» SELECTED PASSAGE
"""
She added that she believes the community will remain strong through difficult times.
“I strongly believe, and have already seen so much positivity from our staff from our guests and really the community at large, that we’re just going to be there for each other, love each other through it and try to fill in the needs wherever they are,” Hanna said.
Main Street Books owner Heather Stein said her landlord will be a key factor in her business moving forward.
“One massive thing that will help us get through these strange times is the understanding and thoughtfulness of our landlords,” Stein said. “They are big piece of the community-working-together puzzle.”
Stein has asked that her employees stay home, but wants to continue providing books for community members by offering free books and delivery.
“People don’t even have to come in if they’re not comfortable or if we’re not open. They still have access to some books,” she said. “If we’ve got it in stock, we’ll drive it and drop it off to their door, or if we don’t we can have it shipped right to their door from the distributor. I’m just doing whatever I can to keep books in people’s hands and try to keep them aware that there are options outside of Amazon.”
Stein said she is concerned that precautionary measures will encourage a habit of not visiting the downtown area, and things change on a day-to-day basis.
“I don’t know what that looks like moving forward for the businesses, for our employees,” Stein said. “It’s really confusing. But I think if we can get up and running in another couple of weeks we can recover from this fairly quickly.”
Symbria Patterson of Red Acre Farm said the farm’s products are sold directly to consumers, and traffic has increased due to shortages at grocery stores.
“People are coming to us because they do feel safer. They don’t have to deal with a grocery store, they’re self-isolating or they’re really practicing physical distance from other people so this gives them an opportunity to feel safer,” she said. “I’d say that’s what’s changed the most for us – we’re way busier.”
Patterson added that producing foods to be sold directly to the consumer only involves one person handling products.
“One person has touched your produce on our farm,” she said. “It’s a much safer product because its not being passed through different places and across borders.”
The farm has transitioned into only accepting customers one at a time, and Patterson said the recent purchasing patterns of consumers is leading to grocery stores running out of products.
“The thing is, there isn’t a food shortage – we’ve done this to ourselves because people are panicking and they’re scared,” she said. “The soil isn’t contaminated, the sun is shining, we haven’t had a global draught. There’s plenty of food, it’s just the way that they’re purchasing it has made the supply chain interrupted.”
"""
» EXERCISE INSTRUCTIONS
a) Reproduce the article on local businesses from "She added that" up to and including "books and delivery.", substituting "uncertain times" for "strange times".
b) Translate this sentence from the article on local businesses into Spanish: "Main Street Books owner Heather Stein said her landlord will be a key factor in her business moving forward."
The material comes from a separate source and has no connection to the article above.

» SUPPLIED ENTRIES
"""
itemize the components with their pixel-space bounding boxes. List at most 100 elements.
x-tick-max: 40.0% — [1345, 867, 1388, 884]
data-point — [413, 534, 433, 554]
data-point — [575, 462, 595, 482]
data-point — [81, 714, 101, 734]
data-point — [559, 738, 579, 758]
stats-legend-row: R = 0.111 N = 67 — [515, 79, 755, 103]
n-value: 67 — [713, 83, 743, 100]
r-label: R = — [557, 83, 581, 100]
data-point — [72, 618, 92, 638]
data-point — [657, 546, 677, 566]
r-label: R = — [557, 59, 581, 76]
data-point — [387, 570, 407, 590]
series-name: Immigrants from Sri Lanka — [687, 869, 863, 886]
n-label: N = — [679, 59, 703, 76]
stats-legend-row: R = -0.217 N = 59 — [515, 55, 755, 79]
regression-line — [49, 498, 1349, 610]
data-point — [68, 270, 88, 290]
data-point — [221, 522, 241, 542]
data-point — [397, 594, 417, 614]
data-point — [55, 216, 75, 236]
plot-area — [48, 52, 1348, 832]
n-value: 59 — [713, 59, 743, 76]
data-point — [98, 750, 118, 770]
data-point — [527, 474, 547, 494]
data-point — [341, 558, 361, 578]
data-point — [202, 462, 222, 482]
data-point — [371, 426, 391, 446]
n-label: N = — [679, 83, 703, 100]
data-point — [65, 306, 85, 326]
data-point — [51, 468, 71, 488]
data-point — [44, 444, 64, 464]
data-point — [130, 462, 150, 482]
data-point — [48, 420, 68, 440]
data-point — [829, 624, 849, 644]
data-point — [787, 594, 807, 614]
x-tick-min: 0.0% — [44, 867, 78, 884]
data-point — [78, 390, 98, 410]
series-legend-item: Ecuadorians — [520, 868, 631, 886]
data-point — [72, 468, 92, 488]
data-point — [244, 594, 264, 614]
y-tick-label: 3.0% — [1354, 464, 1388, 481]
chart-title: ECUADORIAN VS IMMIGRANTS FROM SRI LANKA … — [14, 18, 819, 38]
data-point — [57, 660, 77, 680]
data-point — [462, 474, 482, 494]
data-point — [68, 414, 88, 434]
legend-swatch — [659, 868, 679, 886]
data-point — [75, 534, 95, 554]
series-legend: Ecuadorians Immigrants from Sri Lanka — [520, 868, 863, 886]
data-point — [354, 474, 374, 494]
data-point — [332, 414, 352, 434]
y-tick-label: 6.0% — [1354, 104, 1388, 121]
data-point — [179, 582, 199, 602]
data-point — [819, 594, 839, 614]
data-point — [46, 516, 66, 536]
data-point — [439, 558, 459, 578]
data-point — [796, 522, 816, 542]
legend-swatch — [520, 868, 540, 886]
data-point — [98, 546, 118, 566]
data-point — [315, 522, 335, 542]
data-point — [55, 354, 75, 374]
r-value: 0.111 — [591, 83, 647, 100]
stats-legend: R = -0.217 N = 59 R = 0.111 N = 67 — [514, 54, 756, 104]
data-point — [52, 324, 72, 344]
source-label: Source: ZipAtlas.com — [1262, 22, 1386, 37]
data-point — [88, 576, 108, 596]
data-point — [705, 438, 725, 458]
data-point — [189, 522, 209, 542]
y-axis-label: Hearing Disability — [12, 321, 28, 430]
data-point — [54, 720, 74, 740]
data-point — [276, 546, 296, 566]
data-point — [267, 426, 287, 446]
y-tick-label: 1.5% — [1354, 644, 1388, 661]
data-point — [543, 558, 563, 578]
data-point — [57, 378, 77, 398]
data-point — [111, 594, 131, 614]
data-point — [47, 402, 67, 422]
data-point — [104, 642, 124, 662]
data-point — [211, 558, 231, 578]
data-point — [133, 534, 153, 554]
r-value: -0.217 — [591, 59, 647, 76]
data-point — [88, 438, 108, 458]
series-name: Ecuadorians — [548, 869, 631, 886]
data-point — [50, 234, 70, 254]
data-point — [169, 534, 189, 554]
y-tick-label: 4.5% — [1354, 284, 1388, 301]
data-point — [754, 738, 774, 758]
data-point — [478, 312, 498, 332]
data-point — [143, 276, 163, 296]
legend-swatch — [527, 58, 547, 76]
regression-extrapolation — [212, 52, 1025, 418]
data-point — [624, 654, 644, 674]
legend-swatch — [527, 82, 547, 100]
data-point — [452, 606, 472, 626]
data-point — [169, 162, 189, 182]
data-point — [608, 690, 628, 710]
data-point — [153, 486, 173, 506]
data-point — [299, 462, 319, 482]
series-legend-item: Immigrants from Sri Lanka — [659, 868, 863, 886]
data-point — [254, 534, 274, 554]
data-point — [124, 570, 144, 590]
"""
» TASK ANSWERS
a)
She added that she believes the community will remain strong through difficult times.
“I strongly believe, and have already seen so much positivity from our staff from our guests and really the community at large, that we’re just going to be there for each other, love each other through it and try to fill in the needs wherever they are,” Hanna said.
Main Street Books owner Heather Stein said her landlord will be a key factor in her business moving forward.
“One massive thing that will help us get through these uncertain times is the understanding and thoughtfulness of our landlords,” Stein said. “They are big piece of the community-working-together puzzle.”
Stein has asked that her employees stay home, but wants to continue providing books for community members by offering free books and delivery.

b) Heather Stein, propietaria de Main Street Books, dijo que su arrendador será un factor clave para su negocio de cara al futuro.